### OBJECTIVE
Provide an exact transcription of all the records.

#### SUPPLIED DATA

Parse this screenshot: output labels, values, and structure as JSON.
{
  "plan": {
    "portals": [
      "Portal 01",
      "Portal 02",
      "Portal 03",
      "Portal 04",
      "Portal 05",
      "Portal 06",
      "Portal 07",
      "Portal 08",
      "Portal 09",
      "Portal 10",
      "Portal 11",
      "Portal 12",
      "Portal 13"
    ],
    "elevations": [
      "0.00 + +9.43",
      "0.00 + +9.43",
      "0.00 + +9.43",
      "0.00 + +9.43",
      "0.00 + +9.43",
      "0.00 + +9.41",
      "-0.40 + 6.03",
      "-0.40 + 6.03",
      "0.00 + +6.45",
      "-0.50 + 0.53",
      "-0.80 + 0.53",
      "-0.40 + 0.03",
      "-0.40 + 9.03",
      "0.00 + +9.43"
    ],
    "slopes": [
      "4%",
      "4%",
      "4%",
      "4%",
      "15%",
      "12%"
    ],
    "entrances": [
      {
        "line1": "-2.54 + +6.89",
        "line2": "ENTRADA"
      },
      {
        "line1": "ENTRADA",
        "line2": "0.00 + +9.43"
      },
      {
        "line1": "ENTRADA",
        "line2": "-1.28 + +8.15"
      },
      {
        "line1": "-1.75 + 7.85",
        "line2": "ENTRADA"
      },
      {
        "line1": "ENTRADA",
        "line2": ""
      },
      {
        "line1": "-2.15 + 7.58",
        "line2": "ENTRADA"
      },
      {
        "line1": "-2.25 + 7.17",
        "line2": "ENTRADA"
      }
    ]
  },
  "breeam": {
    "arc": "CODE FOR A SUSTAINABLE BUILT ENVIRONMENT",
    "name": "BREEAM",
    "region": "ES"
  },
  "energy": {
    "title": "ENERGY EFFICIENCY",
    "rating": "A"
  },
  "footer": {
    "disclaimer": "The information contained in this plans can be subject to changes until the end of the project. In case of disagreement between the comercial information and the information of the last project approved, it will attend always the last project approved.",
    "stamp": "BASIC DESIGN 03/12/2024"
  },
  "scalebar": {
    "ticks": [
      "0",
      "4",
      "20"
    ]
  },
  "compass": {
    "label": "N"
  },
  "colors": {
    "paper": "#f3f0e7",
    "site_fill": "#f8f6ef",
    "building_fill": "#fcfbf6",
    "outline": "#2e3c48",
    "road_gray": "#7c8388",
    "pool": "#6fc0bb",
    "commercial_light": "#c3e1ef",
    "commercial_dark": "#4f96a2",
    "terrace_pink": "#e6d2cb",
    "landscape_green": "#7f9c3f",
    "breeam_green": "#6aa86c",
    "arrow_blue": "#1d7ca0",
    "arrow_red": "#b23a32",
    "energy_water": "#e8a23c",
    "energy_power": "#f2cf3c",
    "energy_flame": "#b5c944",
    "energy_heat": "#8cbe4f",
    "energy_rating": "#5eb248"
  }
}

########

### TASK OUTPUT
Parse this screenshot: output labels, values, and structure as JSON.
{
  "plan": {
    "portals": [
      "Portal 01",
      "Portal 02",
      "Portal 03",
      "Portal 04",
      "Portal 05",
      "Portal 06",
      "Portal 07",
      "Portal 08",
      "Portal 09",
      "Portal 10",
      "Portal 11",
      "Portal 12",
      "Portal 13"
    ],
    "elevations": [
      "0.00 + +9.43",
      "0.00 + +9.43",
      "0.00 + +9.43",
      "0.00 + +9.43",
      "0.00 + +9.43",
      "0.00 + +9.41",
      "-0.40 + 6.03",
      "-0.40 + 6.03",
      "0.00 + +6.45",
      "-0.50 + 0.53",
      "-0.80 + 0.53",
      "-0.40 + 0.03",
      "-0.40 + 9.03",
      "0.00 + +9.43"
    ],
    "slopes": [
      "4%",
      "4%",
      "4%",
      "4%",
      "15%",
      "12%"
    ],
    "entrances": [
      {
        "line1": "-2.54 + +6.89",
        "line2": "ENTRADA"
      },
      {
        "line1": "ENTRADA",
        "line2": "0.00 + +9.43"
      },
      {
        "line1": "ENTRADA",
        "line2": "-1.28 + +8.15"
      },
      {
        "line1": "-1.75 + 7.85",
        "line2": "ENTRADA"
      },
      {
        "line1": "ENTRADA",
        "line2": ""
      },
      {
        "line1": "-2.15 + 7.58",
        "line2": "ENTRADA"
      },
      {
        "line1": "-2.25 + 7.17",
        "line2": "ENTRADA"
      }
    ]
  },
  "breeam": {
    "arc": "CODE FOR A SUSTAINABLE BUILT ENVIRONMENT",
    "name": "BREEAM",
    "region": "ES"
  },
  "energy": {
    "title": "ENERGY EFFICIENCY",
    "rating": "A"
  },
  "footer": {
    "disclaimer": "The information contained in this plans can be subject to changes until the end of the project. In case of disagreement between the comercial information and the information of the last project approved, it will attend always the last project approved.",
    "stamp": "BASIC DESIGN 03/12/2024"
  },
  "scalebar": {
    "ticks": [
      "0",
      "4",
      "20"
    ]
  },
  "compass": {
    "label": "N"
  },
  "colors": {
    "paper": "#f3f0e7",
    "site_fill": "#f8f6ef",
    "building_fill": "#fcfbf6",
    "outline": "#2e3c48",
    "road_gray": "#7c8388",
    "pool": "#6fc0bb",
    "commercial_light": "#c3e1ef",
    "commercial_dark": "#4f96a2",
    "terrace_pink": "#e6d2cb",
    "landscape_green": "#7f9c3f",
    "breeam_green": "#6aa86c",
    "arrow_blue": "#1d7ca0",
    "arrow_red": "#b23a32",
    "energy_water": "#e8a23c",
    "energy_power": "#f2cf3c",
    "energy_flame": "#b5c944",
    "energy_heat": "#8cbe4f",
    "energy_rating": "#5eb248"
  }
}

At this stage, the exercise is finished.